__The task__. Work out how many lines have "mention" in them. Give only that number.

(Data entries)
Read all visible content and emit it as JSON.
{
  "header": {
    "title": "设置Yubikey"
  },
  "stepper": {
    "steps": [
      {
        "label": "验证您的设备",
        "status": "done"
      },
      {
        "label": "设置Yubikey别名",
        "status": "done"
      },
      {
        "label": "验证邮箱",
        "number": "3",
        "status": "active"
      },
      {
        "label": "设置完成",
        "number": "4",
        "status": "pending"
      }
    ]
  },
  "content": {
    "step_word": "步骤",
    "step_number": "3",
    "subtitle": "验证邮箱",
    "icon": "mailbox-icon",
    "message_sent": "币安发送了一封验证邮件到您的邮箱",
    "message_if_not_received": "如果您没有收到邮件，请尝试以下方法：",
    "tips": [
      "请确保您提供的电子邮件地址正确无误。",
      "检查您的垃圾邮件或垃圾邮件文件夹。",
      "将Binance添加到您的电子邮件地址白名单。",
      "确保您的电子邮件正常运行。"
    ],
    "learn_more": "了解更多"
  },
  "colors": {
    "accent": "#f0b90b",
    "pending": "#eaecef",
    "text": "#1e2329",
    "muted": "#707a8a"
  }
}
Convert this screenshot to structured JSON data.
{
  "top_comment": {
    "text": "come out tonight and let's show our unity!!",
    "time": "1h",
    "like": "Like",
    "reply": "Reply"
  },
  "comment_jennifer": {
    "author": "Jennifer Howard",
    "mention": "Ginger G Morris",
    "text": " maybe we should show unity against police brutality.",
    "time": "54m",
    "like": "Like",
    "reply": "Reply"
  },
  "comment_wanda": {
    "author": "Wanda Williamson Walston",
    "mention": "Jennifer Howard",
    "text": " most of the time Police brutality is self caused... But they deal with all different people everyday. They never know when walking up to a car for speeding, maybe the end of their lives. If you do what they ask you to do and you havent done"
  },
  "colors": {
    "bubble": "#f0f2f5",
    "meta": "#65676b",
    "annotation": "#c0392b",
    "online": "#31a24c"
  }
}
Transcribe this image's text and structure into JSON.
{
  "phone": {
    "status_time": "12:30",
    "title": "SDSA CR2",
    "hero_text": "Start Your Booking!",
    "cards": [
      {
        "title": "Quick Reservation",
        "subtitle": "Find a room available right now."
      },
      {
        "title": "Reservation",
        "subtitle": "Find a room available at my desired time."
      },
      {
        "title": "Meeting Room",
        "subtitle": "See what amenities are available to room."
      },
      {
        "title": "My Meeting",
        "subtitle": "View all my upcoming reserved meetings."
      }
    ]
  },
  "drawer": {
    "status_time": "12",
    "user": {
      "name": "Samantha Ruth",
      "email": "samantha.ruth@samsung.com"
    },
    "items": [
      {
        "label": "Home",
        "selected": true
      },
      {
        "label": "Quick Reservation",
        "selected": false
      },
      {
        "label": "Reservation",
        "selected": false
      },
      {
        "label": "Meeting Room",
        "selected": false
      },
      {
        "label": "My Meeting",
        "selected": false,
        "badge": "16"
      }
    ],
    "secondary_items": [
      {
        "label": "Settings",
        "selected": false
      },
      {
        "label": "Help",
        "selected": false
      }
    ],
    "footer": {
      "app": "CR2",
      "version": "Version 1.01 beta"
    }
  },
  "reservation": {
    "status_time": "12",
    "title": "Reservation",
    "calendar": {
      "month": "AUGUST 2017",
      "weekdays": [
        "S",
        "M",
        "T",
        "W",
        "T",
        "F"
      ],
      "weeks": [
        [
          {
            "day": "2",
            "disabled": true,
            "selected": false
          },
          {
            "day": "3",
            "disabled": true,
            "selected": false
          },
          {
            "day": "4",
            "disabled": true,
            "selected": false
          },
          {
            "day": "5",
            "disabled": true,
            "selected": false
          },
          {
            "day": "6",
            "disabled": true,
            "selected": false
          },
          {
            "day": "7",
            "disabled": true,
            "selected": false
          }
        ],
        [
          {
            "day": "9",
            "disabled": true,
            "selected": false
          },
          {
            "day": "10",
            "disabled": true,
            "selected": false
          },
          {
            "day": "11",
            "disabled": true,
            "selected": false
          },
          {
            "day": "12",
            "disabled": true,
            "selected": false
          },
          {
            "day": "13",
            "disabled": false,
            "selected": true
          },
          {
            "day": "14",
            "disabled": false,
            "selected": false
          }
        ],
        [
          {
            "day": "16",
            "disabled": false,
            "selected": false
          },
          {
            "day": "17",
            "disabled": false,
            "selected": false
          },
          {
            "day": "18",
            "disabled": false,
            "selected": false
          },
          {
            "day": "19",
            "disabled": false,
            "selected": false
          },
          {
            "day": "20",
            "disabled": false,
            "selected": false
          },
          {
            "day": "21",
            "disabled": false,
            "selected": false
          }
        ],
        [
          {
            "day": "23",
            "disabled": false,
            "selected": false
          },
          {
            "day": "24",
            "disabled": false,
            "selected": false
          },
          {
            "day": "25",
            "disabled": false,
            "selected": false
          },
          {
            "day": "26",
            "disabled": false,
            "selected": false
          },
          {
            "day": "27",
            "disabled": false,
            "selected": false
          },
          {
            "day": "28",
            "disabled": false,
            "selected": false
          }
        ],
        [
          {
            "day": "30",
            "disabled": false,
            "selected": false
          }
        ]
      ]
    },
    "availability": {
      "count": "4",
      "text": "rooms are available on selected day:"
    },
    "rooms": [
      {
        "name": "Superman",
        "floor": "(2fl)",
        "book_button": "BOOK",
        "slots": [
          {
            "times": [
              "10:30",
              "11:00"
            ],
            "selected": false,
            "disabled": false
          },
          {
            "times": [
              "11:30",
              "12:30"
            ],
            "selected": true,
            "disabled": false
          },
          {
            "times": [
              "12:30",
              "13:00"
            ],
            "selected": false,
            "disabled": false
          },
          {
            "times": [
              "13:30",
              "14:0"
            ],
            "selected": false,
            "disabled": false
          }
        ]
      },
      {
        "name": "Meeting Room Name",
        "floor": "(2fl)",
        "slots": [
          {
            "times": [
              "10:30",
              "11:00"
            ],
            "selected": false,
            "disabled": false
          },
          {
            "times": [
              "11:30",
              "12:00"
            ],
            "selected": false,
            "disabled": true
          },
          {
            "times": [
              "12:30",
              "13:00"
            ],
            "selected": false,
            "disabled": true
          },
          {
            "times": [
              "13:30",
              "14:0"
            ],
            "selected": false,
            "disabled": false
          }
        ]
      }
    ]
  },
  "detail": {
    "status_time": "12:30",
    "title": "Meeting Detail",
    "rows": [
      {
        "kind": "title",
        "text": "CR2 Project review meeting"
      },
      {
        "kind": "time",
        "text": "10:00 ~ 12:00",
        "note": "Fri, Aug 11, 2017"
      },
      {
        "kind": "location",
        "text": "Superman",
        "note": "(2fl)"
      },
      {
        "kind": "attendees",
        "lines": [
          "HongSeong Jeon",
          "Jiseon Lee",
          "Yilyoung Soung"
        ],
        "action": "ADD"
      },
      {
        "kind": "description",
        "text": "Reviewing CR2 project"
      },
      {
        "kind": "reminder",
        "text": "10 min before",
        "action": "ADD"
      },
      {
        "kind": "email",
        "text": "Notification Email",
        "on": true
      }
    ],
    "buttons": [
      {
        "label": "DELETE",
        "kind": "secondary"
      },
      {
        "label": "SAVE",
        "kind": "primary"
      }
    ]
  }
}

__Solution for this problem__. 2